** start **

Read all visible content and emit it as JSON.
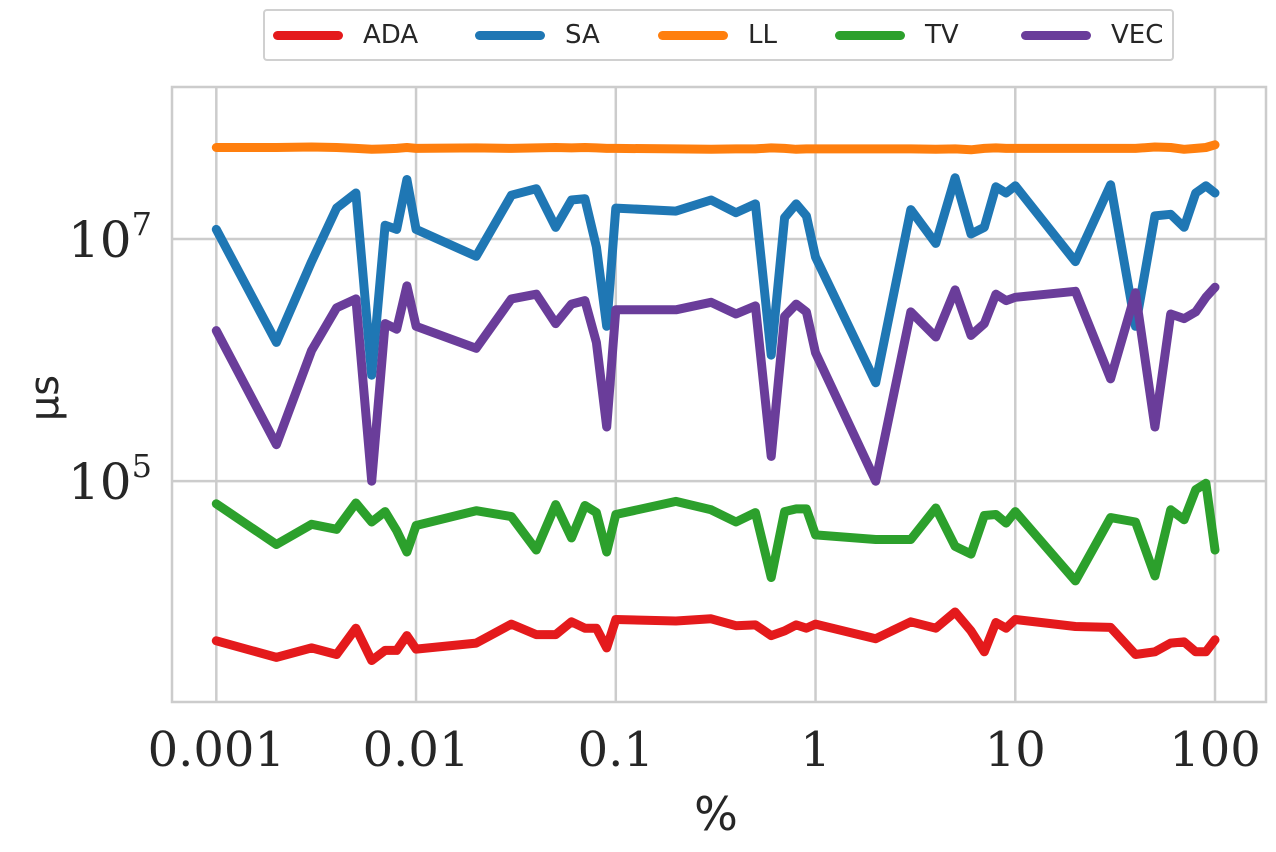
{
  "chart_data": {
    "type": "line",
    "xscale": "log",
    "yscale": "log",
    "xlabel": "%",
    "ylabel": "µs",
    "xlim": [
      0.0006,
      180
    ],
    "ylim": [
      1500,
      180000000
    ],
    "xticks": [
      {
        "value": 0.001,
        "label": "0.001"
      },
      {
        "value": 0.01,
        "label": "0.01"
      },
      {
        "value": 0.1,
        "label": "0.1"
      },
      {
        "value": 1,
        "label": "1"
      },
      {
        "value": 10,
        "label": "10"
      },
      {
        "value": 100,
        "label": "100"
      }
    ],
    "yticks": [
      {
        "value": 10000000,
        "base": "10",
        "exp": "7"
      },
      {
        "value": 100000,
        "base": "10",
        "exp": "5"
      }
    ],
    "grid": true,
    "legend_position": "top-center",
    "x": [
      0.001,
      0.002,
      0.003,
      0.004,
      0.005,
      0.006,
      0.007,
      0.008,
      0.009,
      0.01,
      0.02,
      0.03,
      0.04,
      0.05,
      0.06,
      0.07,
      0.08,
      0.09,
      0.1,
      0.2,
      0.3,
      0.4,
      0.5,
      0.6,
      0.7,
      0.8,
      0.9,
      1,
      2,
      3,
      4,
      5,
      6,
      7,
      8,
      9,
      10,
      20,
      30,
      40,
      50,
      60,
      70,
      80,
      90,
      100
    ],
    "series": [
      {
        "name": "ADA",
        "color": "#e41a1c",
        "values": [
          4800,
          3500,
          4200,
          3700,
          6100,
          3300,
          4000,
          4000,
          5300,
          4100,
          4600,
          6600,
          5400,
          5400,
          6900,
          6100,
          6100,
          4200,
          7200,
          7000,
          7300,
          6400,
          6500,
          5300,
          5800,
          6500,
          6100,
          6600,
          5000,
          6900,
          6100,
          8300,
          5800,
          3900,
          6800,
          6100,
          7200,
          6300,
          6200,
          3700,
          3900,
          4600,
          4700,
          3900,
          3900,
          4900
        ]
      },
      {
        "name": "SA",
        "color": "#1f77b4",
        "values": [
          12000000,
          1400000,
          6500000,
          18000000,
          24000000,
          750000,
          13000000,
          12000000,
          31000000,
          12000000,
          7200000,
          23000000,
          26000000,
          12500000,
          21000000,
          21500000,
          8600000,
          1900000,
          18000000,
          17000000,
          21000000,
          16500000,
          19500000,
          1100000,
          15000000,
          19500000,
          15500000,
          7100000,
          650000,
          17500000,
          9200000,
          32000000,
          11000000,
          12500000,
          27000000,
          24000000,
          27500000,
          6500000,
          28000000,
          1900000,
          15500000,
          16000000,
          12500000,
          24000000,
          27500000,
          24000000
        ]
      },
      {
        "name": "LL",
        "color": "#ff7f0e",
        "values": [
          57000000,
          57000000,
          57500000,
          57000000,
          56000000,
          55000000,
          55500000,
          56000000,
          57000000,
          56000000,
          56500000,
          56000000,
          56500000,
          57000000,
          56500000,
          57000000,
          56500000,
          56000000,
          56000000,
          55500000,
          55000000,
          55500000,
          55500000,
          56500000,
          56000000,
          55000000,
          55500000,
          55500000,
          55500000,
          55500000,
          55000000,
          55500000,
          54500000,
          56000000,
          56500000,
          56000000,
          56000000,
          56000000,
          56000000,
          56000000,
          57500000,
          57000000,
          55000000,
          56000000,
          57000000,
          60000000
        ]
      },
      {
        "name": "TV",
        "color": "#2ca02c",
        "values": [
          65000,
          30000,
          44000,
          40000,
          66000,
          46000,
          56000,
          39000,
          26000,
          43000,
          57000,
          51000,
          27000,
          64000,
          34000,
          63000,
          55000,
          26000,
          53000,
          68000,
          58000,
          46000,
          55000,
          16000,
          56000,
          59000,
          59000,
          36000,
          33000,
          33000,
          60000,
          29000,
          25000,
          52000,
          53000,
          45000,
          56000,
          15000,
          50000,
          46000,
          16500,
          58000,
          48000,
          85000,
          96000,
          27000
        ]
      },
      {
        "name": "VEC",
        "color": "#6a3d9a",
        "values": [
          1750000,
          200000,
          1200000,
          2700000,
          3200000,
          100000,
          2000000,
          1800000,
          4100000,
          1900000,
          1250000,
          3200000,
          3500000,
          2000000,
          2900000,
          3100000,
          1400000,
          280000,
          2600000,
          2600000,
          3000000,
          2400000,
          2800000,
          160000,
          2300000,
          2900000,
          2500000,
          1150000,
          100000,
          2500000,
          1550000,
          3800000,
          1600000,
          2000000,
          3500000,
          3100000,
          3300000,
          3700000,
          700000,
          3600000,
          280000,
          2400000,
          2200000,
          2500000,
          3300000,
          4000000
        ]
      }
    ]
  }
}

** end **

### EXERCISE BRIEF
Exclude the images and reproduce the remaining data exactly.

### RESULT OF THE EXERCISE
Read all visible content and emit it as JSON.
{
  "chart_data": {
    "type": "line",
    "xscale": "log",
    "yscale": "log",
    "xlabel": "%",
    "ylabel": "µs",
    "xlim": [
      0.0006,
      180
    ],
    "ylim": [
      1500,
      180000000
    ],
    "xticks": [
      {
        "value": 0.001,
        "label": "0.001"
      },
      {
        "value": 0.01,
        "label": "0.01"
      },
      {
        "value": 0.1,
        "label": "0.1"
      },
      {
        "value": 1,
        "label": "1"
      },
      {
        "value": 10,
        "label": "10"
      },
      {
        "value": 100,
        "label": "100"
      }
    ],
    "yticks": [
      {
        "value": 10000000,
        "base": "10",
        "exp": "7"
      },
      {
        "value": 100000,
        "base": "10",
        "exp": "5"
      }
    ],
    "grid": true,
    "legend_position": "top-center",
    "x": [
      0.001,
      0.002,
      0.003,
      0.004,
      0.005,
      0.006,
      0.007,
      0.008,
      0.009,
      0.01,
      0.02,
      0.03,
      0.04,
      0.05,
      0.06,
      0.07,
      0.08,
      0.09,
      0.1,
      0.2,
      0.3,
      0.4,
      0.5,
      0.6,
      0.7,
      0.8,
      0.9,
      1,
      2,
      3,
      4,
      5,
      6,
      7,
      8,
      9,
      10,
      20,
      30,
      40,
      50,
      60,
      70,
      80,
      90,
      100
    ],
    "series": [
      {
        "name": "ADA",
        "color": "#e41a1c",
        "values": [
          4800,
          3500,
          4200,
          3700,
          6100,
          3300,
          4000,
          4000,
          5300,
          4100,
          4600,
          6600,
          5400,
          5400,
          6900,
          6100,
          6100,
          4200,
          7200,
          7000,
          7300,
          6400,
          6500,
          5300,
          5800,
          6500,
          6100,
          6600,
          5000,
          6900,
          6100,
          8300,
          5800,
          3900,
          6800,
          6100,
          7200,
          6300,
          6200,
          3700,
          3900,
          4600,
          4700,
          3900,
          3900,
          4900
        ]
      },
      {
        "name": "SA",
        "color": "#1f77b4",
        "values": [
          12000000,
          1400000,
          6500000,
          18000000,
          24000000,
          750000,
          13000000,
          12000000,
          31000000,
          12000000,
          7200000,
          23000000,
          26000000,
          12500000,
          21000000,
          21500000,
          8600000,
          1900000,
          18000000,
          17000000,
          21000000,
          16500000,
          19500000,
          1100000,
          15000000,
          19500000,
          15500000,
          7100000,
          650000,
          17500000,
          9200000,
          32000000,
          11000000,
          12500000,
          27000000,
          24000000,
          27500000,
          6500000,
          28000000,
          1900000,
          15500000,
          16000000,
          12500000,
          24000000,
          27500000,
          24000000
        ]
      },
      {
        "name": "LL",
        "color": "#ff7f0e",
        "values": [
          57000000,
          57000000,
          57500000,
          57000000,
          56000000,
          55000000,
          55500000,
          56000000,
          57000000,
          56000000,
          56500000,
          56000000,
          56500000,
          57000000,
          56500000,
          57000000,
          56500000,
          56000000,
          56000000,
          55500000,
          55000000,
          55500000,
          55500000,
          56500000,
          56000000,
          55000000,
          55500000,
          55500000,
          55500000,
          55500000,
          55000000,
          55500000,
          54500000,
          56000000,
          56500000,
          56000000,
          56000000,
          56000000,
          56000000,
          56000000,
          57500000,
          57000000,
          55000000,
          56000000,
          57000000,
          60000000
        ]
      },
      {
        "name": "TV",
        "color": "#2ca02c",
        "values": [
          65000,
          30000,
          44000,
          40000,
          66000,
          46000,
          56000,
          39000,
          26000,
          43000,
          57000,
          51000,
          27000,
          64000,
          34000,
          63000,
          55000,
          26000,
          53000,
          68000,
          58000,
          46000,
          55000,
          16000,
          56000,
          59000,
          59000,
          36000,
          33000,
          33000,
          60000,
          29000,
          25000,
          52000,
          53000,
          45000,
          56000,
          15000,
          50000,
          46000,
          16500,
          58000,
          48000,
          85000,
          96000,
          27000
        ]
      },
      {
        "name": "VEC",
        "color": "#6a3d9a",
        "values": [
          1750000,
          200000,
          1200000,
          2700000,
          3200000,
          100000,
          2000000,
          1800000,
          4100000,
          1900000,
          1250000,
          3200000,
          3500000,
          2000000,
          2900000,
          3100000,
          1400000,
          280000,
          2600000,
          2600000,
          3000000,
          2400000,
          2800000,
          160000,
          2300000,
          2900000,
          2500000,
          1150000,
          100000,
          2500000,
          1550000,
          3800000,
          1600000,
          2000000,
          3500000,
          3100000,
          3300000,
          3700000,
          700000,
          3600000,
          280000,
          2400000,
          2200000,
          2500000,
          3300000,
          4000000
        ]
      }
    ]
  }
}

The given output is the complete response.